* BEGIN LISTED RECORDS *

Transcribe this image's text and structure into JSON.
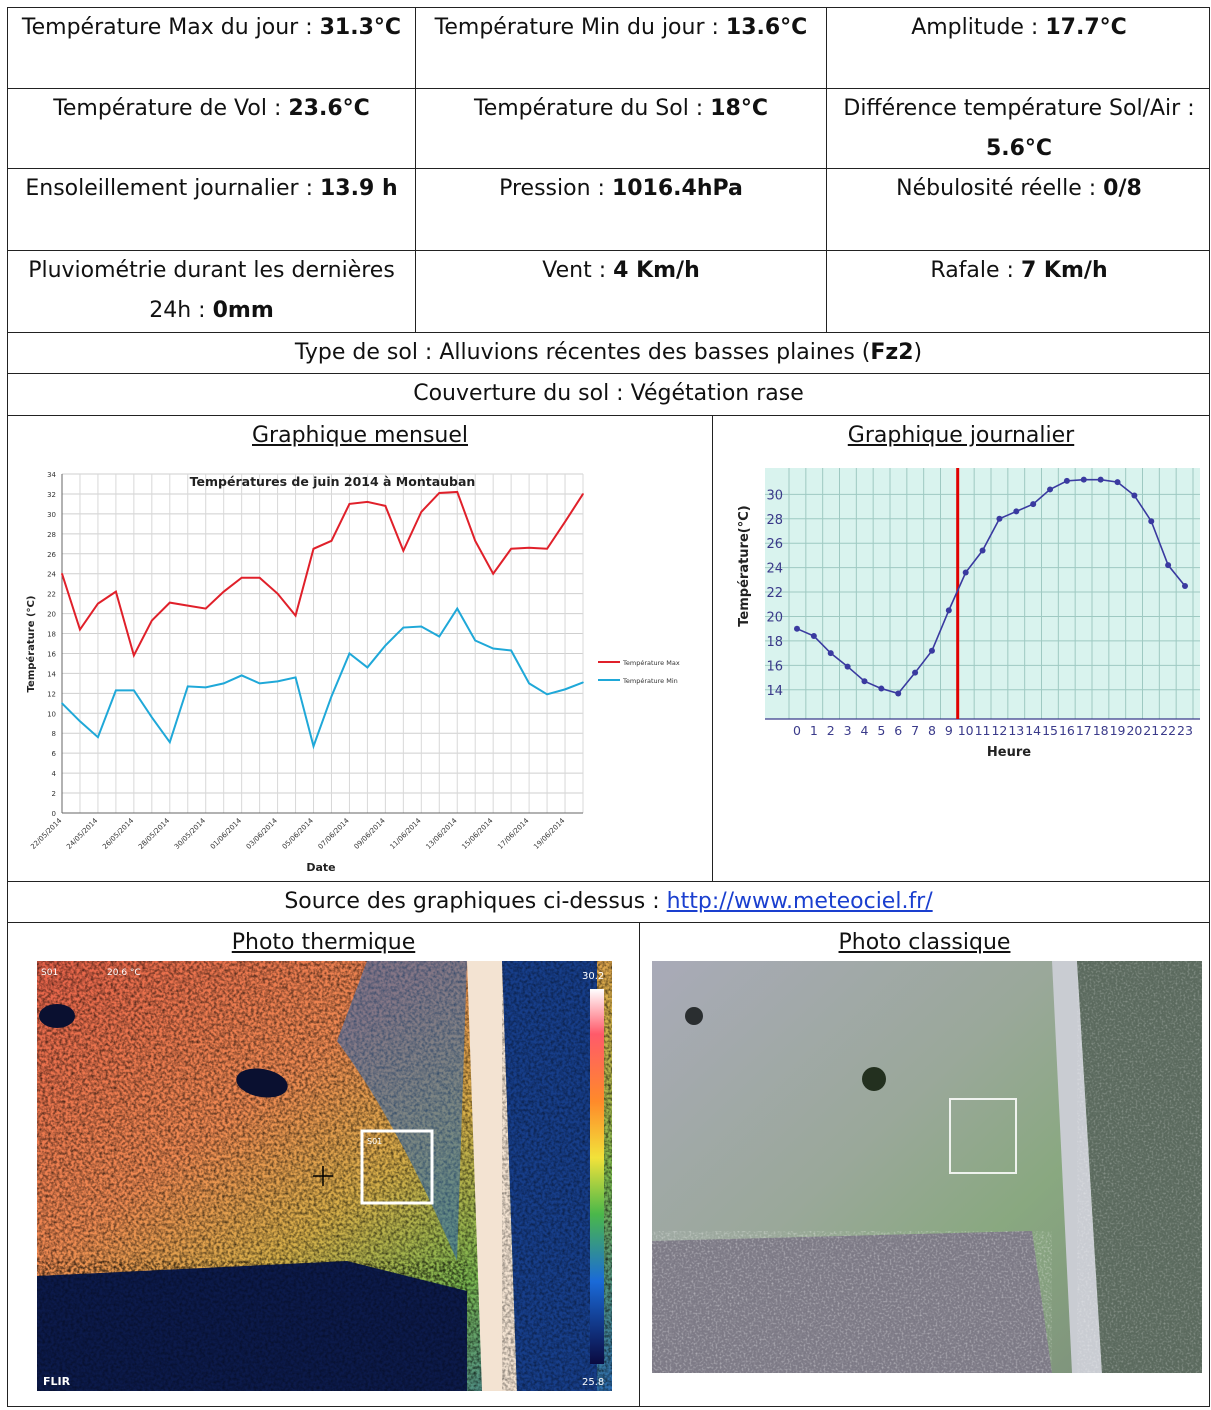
{
  "stats": [
    [
      {
        "label": "Température Max du jour :",
        "value": "31.3°C"
      },
      {
        "label": "Température Min du jour :",
        "value": "13.6°C"
      },
      {
        "label": "Amplitude :",
        "value": "17.7°C"
      }
    ],
    [
      {
        "label": "Température de Vol :",
        "value": "23.6°C"
      },
      {
        "label": "Température du Sol :",
        "value": "18°C"
      },
      {
        "label": "Différence température Sol/Air :",
        "value": "5.6°C"
      }
    ],
    [
      {
        "label": "Ensoleillement journalier :",
        "value": "13.9 h"
      },
      {
        "label": "Pression :",
        "value": "1016.4hPa"
      },
      {
        "label": "Nébulosité réelle :",
        "value": "0/8"
      }
    ],
    [
      {
        "label": "Pluviométrie durant les dernières 24h :",
        "value": "0mm"
      },
      {
        "label": "Vent :",
        "value": "4 Km/h"
      },
      {
        "label": "Rafale :",
        "value": "7 Km/h"
      }
    ]
  ],
  "soil": {
    "type_label": "Type de sol :",
    "type_text": "Alluvions récentes des basses plaines",
    "type_code": "Fz2",
    "cover_label": "Couverture du sol :",
    "cover_text": "Végétation rase"
  },
  "sections": {
    "monthly": "Graphique mensuel",
    "daily": "Graphique journalier",
    "source_label": "Source des graphiques ci-dessus :",
    "source_url": "http://www.meteociel.fr/",
    "thermal": "Photo thermique",
    "classic": "Photo classique"
  },
  "thermal_overlay": {
    "top_left": "S01",
    "top_mid": "20.6 °C",
    "scale_max": "30.2",
    "scale_min": "25.8",
    "brand": "FLIR",
    "spot_label": "S01"
  },
  "chart_data": [
    {
      "type": "line",
      "title": "Températures de juin 2014 à Montauban",
      "xlabel": "Date",
      "ylabel": "Température (°C)",
      "ylim": [
        0,
        34
      ],
      "yticks": [
        0,
        2,
        4,
        6,
        8,
        10,
        12,
        14,
        16,
        18,
        20,
        22,
        24,
        26,
        28,
        30,
        32,
        34
      ],
      "x_tick_labels": [
        "22/05/2014",
        "24/05/2014",
        "26/05/2014",
        "28/05/2014",
        "30/05/2014",
        "01/06/2014",
        "03/06/2014",
        "05/06/2014",
        "07/06/2014",
        "09/06/2014",
        "11/06/2014",
        "13/06/2014",
        "15/06/2014",
        "17/06/2014",
        "19/06/2014"
      ],
      "series": [
        {
          "name": "Température Max",
          "color": "#e0202a",
          "values": [
            24,
            18.4,
            21,
            22.2,
            15.8,
            19.3,
            21.1,
            20.8,
            20.5,
            22.2,
            23.6,
            23.6,
            22,
            19.8,
            26.5,
            27.3,
            31,
            31.2,
            30.8,
            26.3,
            30.2,
            32.1,
            32.2,
            27.3,
            24,
            26.5,
            26.6,
            26.5,
            29.2,
            32
          ]
        },
        {
          "name": "Température Min",
          "color": "#1fa8d8",
          "values": [
            11,
            9.2,
            7.6,
            12.3,
            12.3,
            9.6,
            7.1,
            12.7,
            12.6,
            13,
            13.8,
            13,
            13.2,
            13.6,
            6.7,
            11.7,
            16,
            14.6,
            16.8,
            18.6,
            18.7,
            17.7,
            20.5,
            17.3,
            16.5,
            16.3,
            13,
            11.9,
            12.4,
            13.1
          ]
        }
      ],
      "legend": "right"
    },
    {
      "type": "line",
      "xlabel": "Heure",
      "ylabel": "Température(°C)",
      "ylim": [
        12,
        32
      ],
      "yticks": [
        14,
        16,
        18,
        20,
        22,
        24,
        26,
        28,
        30
      ],
      "categories": [
        "0",
        "1",
        "2",
        "3",
        "4",
        "5",
        "6",
        "7",
        "8",
        "9",
        "10",
        "11",
        "12",
        "13",
        "14",
        "15",
        "16",
        "17",
        "18",
        "19",
        "20",
        "21",
        "22",
        "23"
      ],
      "series": [
        {
          "name": "",
          "color": "#3a3aa0",
          "values": [
            19,
            18.4,
            17,
            15.9,
            14.7,
            14.1,
            13.7,
            15.4,
            17.2,
            20.5,
            23.6,
            25.4,
            28,
            28.6,
            29.2,
            30.4,
            31.1,
            31.2,
            31.2,
            31,
            29.9,
            27.8,
            24.2,
            22.5
          ]
        }
      ],
      "marker_hour": 10,
      "marker_color": "#e00000",
      "background": "#d9f3ee"
    }
  ]
}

* END LISTED RECORDS *

» **WHAT TO DO**
Say the number of lines in the records above that include the string "journalier", and no more.

» **REPLY TO THE EXERCISE**
2